_SHORT EXERCISE:_ Set the listing down unchanged, minus every embedded image.

[Dataset items]
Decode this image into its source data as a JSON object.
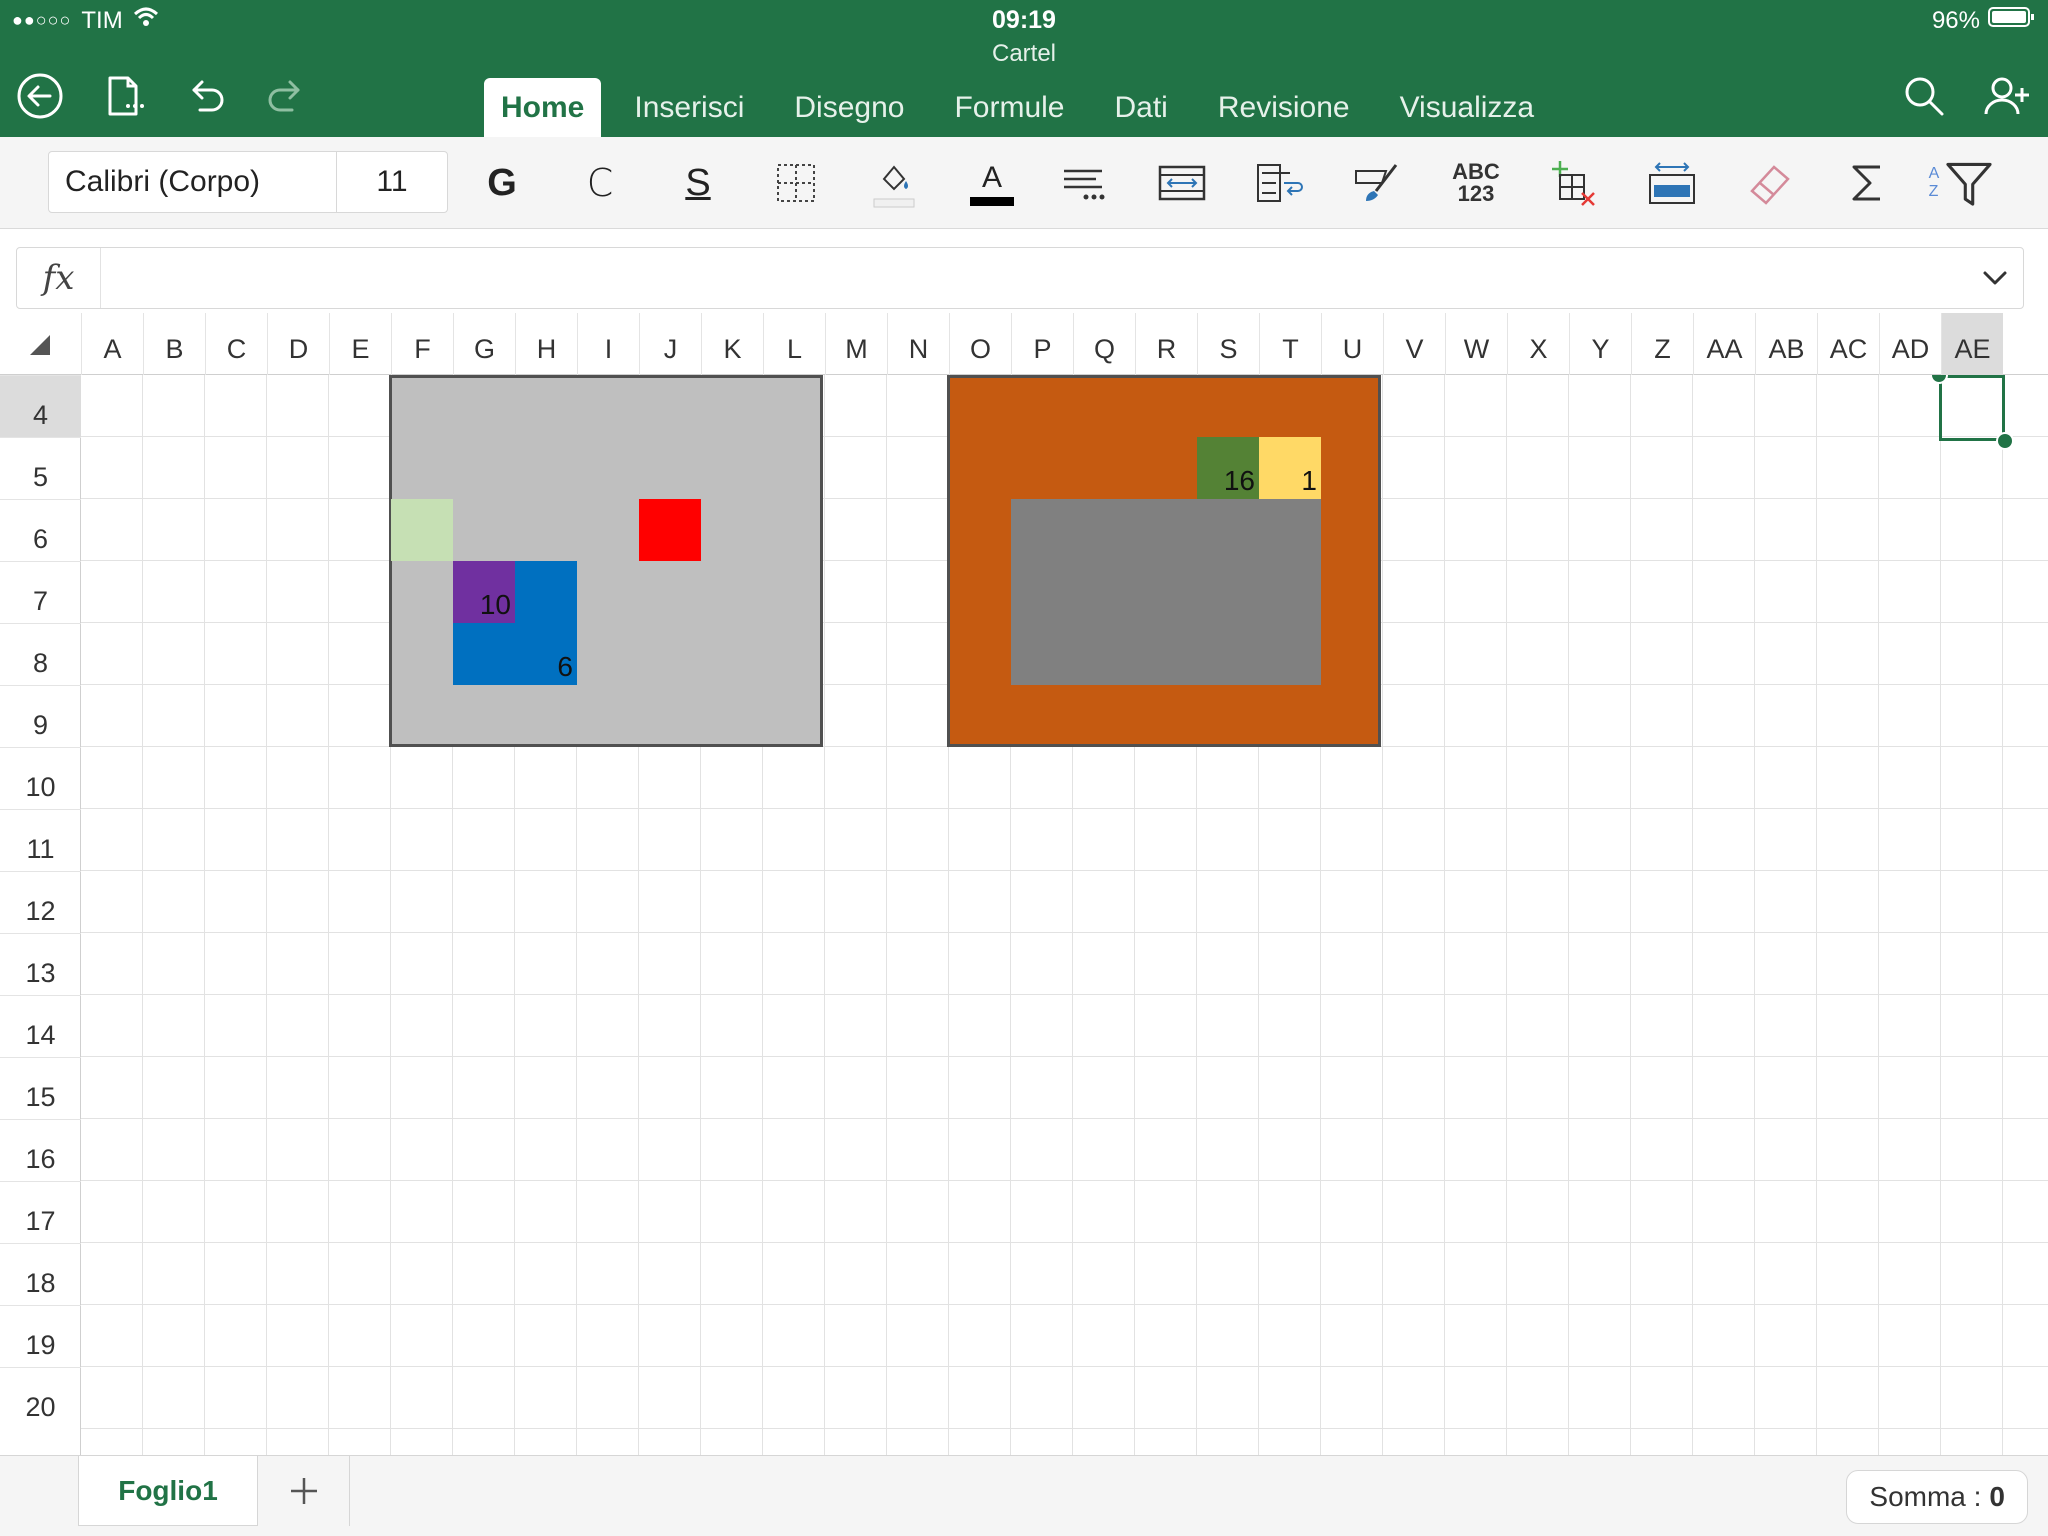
{
  "status": {
    "signal": "●●○○○",
    "carrier": "TIM",
    "time": "09:19",
    "battery": "96%"
  },
  "document": {
    "title": "Cartel"
  },
  "tabs": [
    "Home",
    "Inserisci",
    "Disegno",
    "Formule",
    "Dati",
    "Revisione",
    "Visualizza"
  ],
  "active_tab": "Home",
  "font": {
    "name": "Calibri (Corpo)",
    "size": "11"
  },
  "toolbar": {
    "bold": "G",
    "italic": "C",
    "underline": "S",
    "spell_top": "ABC",
    "spell_bottom": "123",
    "sort_a": "A",
    "sort_z": "Z"
  },
  "formula": {
    "label": "fx",
    "value": ""
  },
  "columns": [
    "A",
    "B",
    "C",
    "D",
    "E",
    "F",
    "G",
    "H",
    "I",
    "J",
    "K",
    "L",
    "M",
    "N",
    "O",
    "P",
    "Q",
    "R",
    "S",
    "T",
    "U",
    "V",
    "W",
    "X",
    "Y",
    "Z",
    "AA",
    "AB",
    "AC",
    "AD",
    "AE"
  ],
  "rows": [
    "4",
    "5",
    "6",
    "7",
    "8",
    "9",
    "10",
    "11",
    "12",
    "13",
    "14",
    "15",
    "16",
    "17",
    "18",
    "19",
    "20"
  ],
  "selected": {
    "column": "AE",
    "row": "4"
  },
  "cell_values": {
    "H7": "10",
    "I8": "6",
    "S5": "16",
    "T5": "1"
  },
  "colors": {
    "header_green": "#217346",
    "grey_block": "#bfbfbf",
    "orange_block": "#c55a11",
    "light_green": "#c6e0b4",
    "purple": "#7030a0",
    "blue": "#0070c0",
    "red": "#ff0000",
    "dark_grey": "#808080",
    "dark_green": "#548235",
    "yellow": "#ffd966"
  },
  "sheet": {
    "name": "Foglio1"
  },
  "summary": {
    "label": "Somma :",
    "value": "0"
  }
}
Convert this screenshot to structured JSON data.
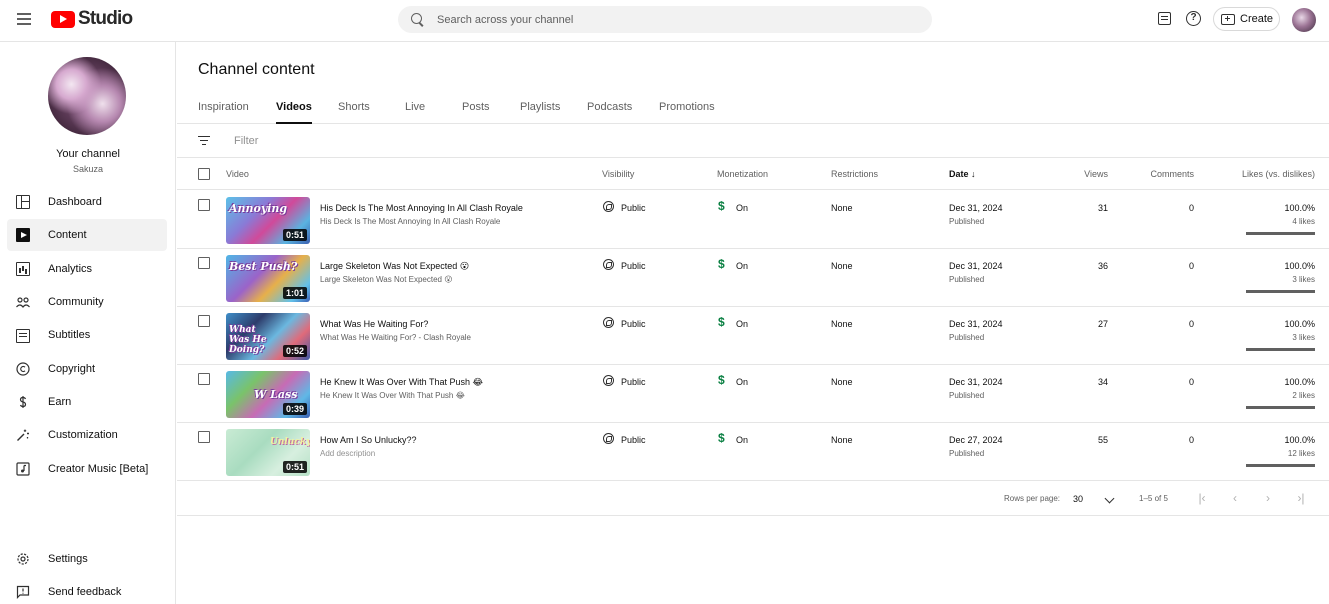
{
  "header": {
    "logo_text": "Studio",
    "search_placeholder": "Search across your channel",
    "create_label": "Create",
    "help_glyph": "?"
  },
  "sidebar": {
    "your_channel": "Your channel",
    "channel_name": "Sakuza",
    "items": [
      {
        "label": "Dashboard",
        "icon": "dashboard-icon"
      },
      {
        "label": "Content",
        "icon": "content-icon"
      },
      {
        "label": "Analytics",
        "icon": "analytics-icon"
      },
      {
        "label": "Community",
        "icon": "community-icon"
      },
      {
        "label": "Subtitles",
        "icon": "subtitles-icon"
      },
      {
        "label": "Copyright",
        "icon": "copyright-icon"
      },
      {
        "label": "Earn",
        "icon": "earn-icon"
      },
      {
        "label": "Customization",
        "icon": "customization-icon"
      },
      {
        "label": "Creator Music [Beta]",
        "icon": "creator-music-icon"
      }
    ],
    "bottom_items": [
      {
        "label": "Settings",
        "icon": "gear-icon"
      },
      {
        "label": "Send feedback",
        "icon": "feedback-icon"
      }
    ]
  },
  "main": {
    "title": "Channel content",
    "tabs": [
      "Inspiration",
      "Videos",
      "Shorts",
      "Live",
      "Posts",
      "Playlists",
      "Podcasts",
      "Promotions"
    ],
    "active_tab": "Videos",
    "filter_placeholder": "Filter",
    "columns": {
      "video": "Video",
      "visibility": "Visibility",
      "monetization": "Monetization",
      "restrictions": "Restrictions",
      "date": "Date",
      "views": "Views",
      "comments": "Comments",
      "likes": "Likes (vs. dislikes)"
    },
    "videos": [
      {
        "title": "His Deck Is The Most Annoying In All Clash Royale",
        "description": "His Deck Is The Most Annoying In All Clash Royale",
        "thumb_text": "Annoying",
        "duration": "0:51",
        "visibility": "Public",
        "monetization": "On",
        "restrictions": "None",
        "date": "Dec 31, 2024",
        "status": "Published",
        "views": "31",
        "comments": "0",
        "likes_pct": "100.0%",
        "likes_count": "4 likes",
        "likes_ratio": 1.0
      },
      {
        "title": "Large Skeleton Was Not Expected 😮",
        "description": "Large Skeleton Was Not Expected 😮",
        "thumb_text": "Best Push?",
        "duration": "1:01",
        "visibility": "Public",
        "monetization": "On",
        "restrictions": "None",
        "date": "Dec 31, 2024",
        "status": "Published",
        "views": "36",
        "comments": "0",
        "likes_pct": "100.0%",
        "likes_count": "3 likes",
        "likes_ratio": 1.0
      },
      {
        "title": "What Was He Waiting For?",
        "description": "What Was He Waiting For? - Clash Royale",
        "thumb_text": "What Was He Doing?",
        "duration": "0:52",
        "visibility": "Public",
        "monetization": "On",
        "restrictions": "None",
        "date": "Dec 31, 2024",
        "status": "Published",
        "views": "27",
        "comments": "0",
        "likes_pct": "100.0%",
        "likes_count": "3 likes",
        "likes_ratio": 1.0
      },
      {
        "title": "He Knew It Was Over With That Push 😂",
        "description": "He Knew It Was Over With That Push 😂",
        "thumb_text": "W Lass",
        "duration": "0:39",
        "visibility": "Public",
        "monetization": "On",
        "restrictions": "None",
        "date": "Dec 31, 2024",
        "status": "Published",
        "views": "34",
        "comments": "0",
        "likes_pct": "100.0%",
        "likes_count": "2 likes",
        "likes_ratio": 1.0
      },
      {
        "title": "How Am I So Unlucky??",
        "description": "Add description",
        "thumb_text": "Unlucky",
        "duration": "0:51",
        "visibility": "Public",
        "monetization": "On",
        "restrictions": "None",
        "date": "Dec 27, 2024",
        "status": "Published",
        "views": "55",
        "comments": "0",
        "likes_pct": "100.0%",
        "likes_count": "12 likes",
        "likes_ratio": 1.0
      }
    ],
    "pagination": {
      "rows_label": "Rows per page:",
      "rows_value": "30",
      "range": "1–5 of 5"
    }
  },
  "colors": {
    "brand_red": "#ff0000",
    "monetization_green": "#0b8043"
  }
}
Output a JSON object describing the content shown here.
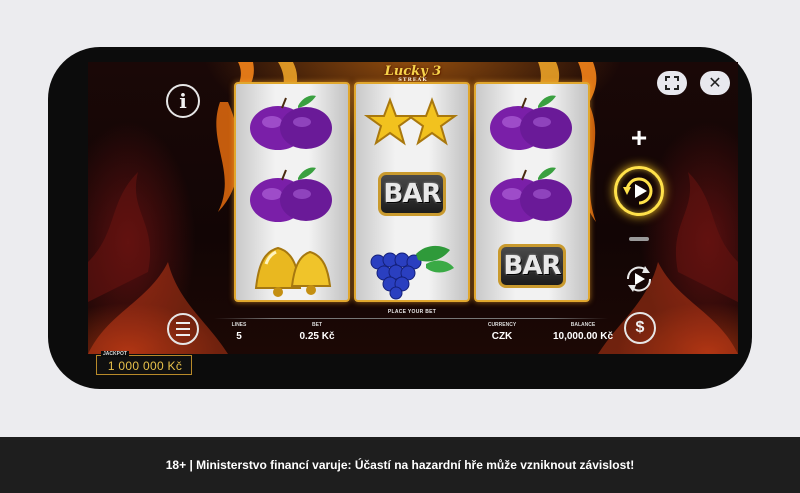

_THE RESPONSE:_
Decode this image into its source data as a JSON object.
{
  "status": {
    "signal": "●●○○○",
    "carrier": "TIM",
    "time": "09:19",
    "battery": "96%"
  },
  "document": {
    "title": "Cartel"
  },
  "tabs": [
    "Home",
    "Inserisci",
    "Disegno",
    "Formule",
    "Dati",
    "Revisione",
    "Visualizza"
  ],
  "active_tab": "Home",
  "font": {
    "name": "Calibri (Corpo)",
    "size": "11"
  },
  "toolbar": {
    "bold": "G",
    "italic": "C",
    "underline": "S",
    "spell_top": "ABC",
    "spell_bottom": "123",
    "sort_a": "A",
    "sort_z": "Z"
  },
  "formula": {
    "label": "fx",
    "value": ""
  },
  "columns": [
    "A",
    "B",
    "C",
    "D",
    "E",
    "F",
    "G",
    "H",
    "I",
    "J",
    "K",
    "L",
    "M",
    "N",
    "O",
    "P",
    "Q",
    "R",
    "S",
    "T",
    "U",
    "V",
    "W",
    "X",
    "Y",
    "Z",
    "AA",
    "AB",
    "AC",
    "AD",
    "AE"
  ],
  "rows": [
    "4",
    "5",
    "6",
    "7",
    "8",
    "9",
    "10",
    "11",
    "12",
    "13",
    "14",
    "15",
    "16",
    "17",
    "18",
    "19",
    "20"
  ],
  "selected": {
    "column": "AE",
    "row": "4"
  },
  "cell_values": {
    "H7": "10",
    "I8": "6",
    "S5": "16",
    "T5": "1"
  },
  "colors": {
    "header_green": "#217346",
    "grey_block": "#bfbfbf",
    "orange_block": "#c55a11",
    "light_green": "#c6e0b4",
    "purple": "#7030a0",
    "blue": "#0070c0",
    "red": "#ff0000",
    "dark_grey": "#808080",
    "dark_green": "#548235",
    "yellow": "#ffd966"
  },
  "sheet": {
    "name": "Foglio1"
  },
  "summary": {
    "label": "Somma :",
    "value": "0"
  }
}
Convert this screenshot to structured JSON data.
{
  "header": {
    "logo_text": "Studio",
    "search_placeholder": "Search across your channel",
    "create_label": "Create",
    "help_glyph": "?"
  },
  "sidebar": {
    "your_channel": "Your channel",
    "channel_name": "Sakuza",
    "items": [
      {
        "label": "Dashboard",
        "icon": "dashboard-icon"
      },
      {
        "label": "Content",
        "icon": "content-icon"
      },
      {
        "label": "Analytics",
        "icon": "analytics-icon"
      },
      {
        "label": "Community",
        "icon": "community-icon"
      },
      {
        "label": "Subtitles",
        "icon": "subtitles-icon"
      },
      {
        "label": "Copyright",
        "icon": "copyright-icon"
      },
      {
        "label": "Earn",
        "icon": "earn-icon"
      },
      {
        "label": "Customization",
        "icon": "customization-icon"
      },
      {
        "label": "Creator Music [Beta]",
        "icon": "creator-music-icon"
      }
    ],
    "bottom_items": [
      {
        "label": "Settings",
        "icon": "gear-icon"
      },
      {
        "label": "Send feedback",
        "icon": "feedback-icon"
      }
    ]
  },
  "main": {
    "title": "Channel content",
    "tabs": [
      "Inspiration",
      "Videos",
      "Shorts",
      "Live",
      "Posts",
      "Playlists",
      "Podcasts",
      "Promotions"
    ],
    "active_tab": "Videos",
    "filter_placeholder": "Filter",
    "columns": {
      "video": "Video",
      "visibility": "Visibility",
      "monetization": "Monetization",
      "restrictions": "Restrictions",
      "date": "Date",
      "views": "Views",
      "comments": "Comments",
      "likes": "Likes (vs. dislikes)"
    },
    "videos": [
      {
        "title": "His Deck Is The Most Annoying In All Clash Royale",
        "description": "His Deck Is The Most Annoying In All Clash Royale",
        "thumb_text": "Annoying",
        "duration": "0:51",
        "visibility": "Public",
        "monetization": "On",
        "restrictions": "None",
        "date": "Dec 31, 2024",
        "status": "Published",
        "views": "31",
        "comments": "0",
        "likes_pct": "100.0%",
        "likes_count": "4 likes",
        "likes_ratio": 1.0
      },
      {
        "title": "Large Skeleton Was Not Expected 😮",
        "description": "Large Skeleton Was Not Expected 😮",
        "thumb_text": "Best Push?",
        "duration": "1:01",
        "visibility": "Public",
        "monetization": "On",
        "restrictions": "None",
        "date": "Dec 31, 2024",
        "status": "Published",
        "views": "36",
        "comments": "0",
        "likes_pct": "100.0%",
        "likes_count": "3 likes",
        "likes_ratio": 1.0
      },
      {
        "title": "What Was He Waiting For?",
        "description": "What Was He Waiting For? - Clash Royale",
        "thumb_text": "What Was He Doing?",
        "duration": "0:52",
        "visibility": "Public",
        "monetization": "On",
        "restrictions": "None",
        "date": "Dec 31, 2024",
        "status": "Published",
        "views": "27",
        "comments": "0",
        "likes_pct": "100.0%",
        "likes_count": "3 likes",
        "likes_ratio": 1.0
      },
      {
        "title": "He Knew It Was Over With That Push 😂",
        "description": "He Knew It Was Over With That Push 😂",
        "thumb_text": "W Lass",
        "duration": "0:39",
        "visibility": "Public",
        "monetization": "On",
        "restrictions": "None",
        "date": "Dec 31, 2024",
        "status": "Published",
        "views": "34",
        "comments": "0",
        "likes_pct": "100.0%",
        "likes_count": "2 likes",
        "likes_ratio": 1.0
      },
      {
        "title": "How Am I So Unlucky??",
        "description": "Add description",
        "thumb_text": "Unlucky",
        "duration": "0:51",
        "visibility": "Public",
        "monetization": "On",
        "restrictions": "None",
        "date": "Dec 27, 2024",
        "status": "Published",
        "views": "55",
        "comments": "0",
        "likes_pct": "100.0%",
        "likes_count": "12 likes",
        "likes_ratio": 1.0
      }
    ],
    "pagination": {
      "rows_label": "Rows per page:",
      "rows_value": "30",
      "range": "1–5 of 5"
    }
  },
  "colors": {
    "brand_red": "#ff0000",
    "monetization_green": "#0b8043"
  }
}
Output a JSON object describing the content shown here.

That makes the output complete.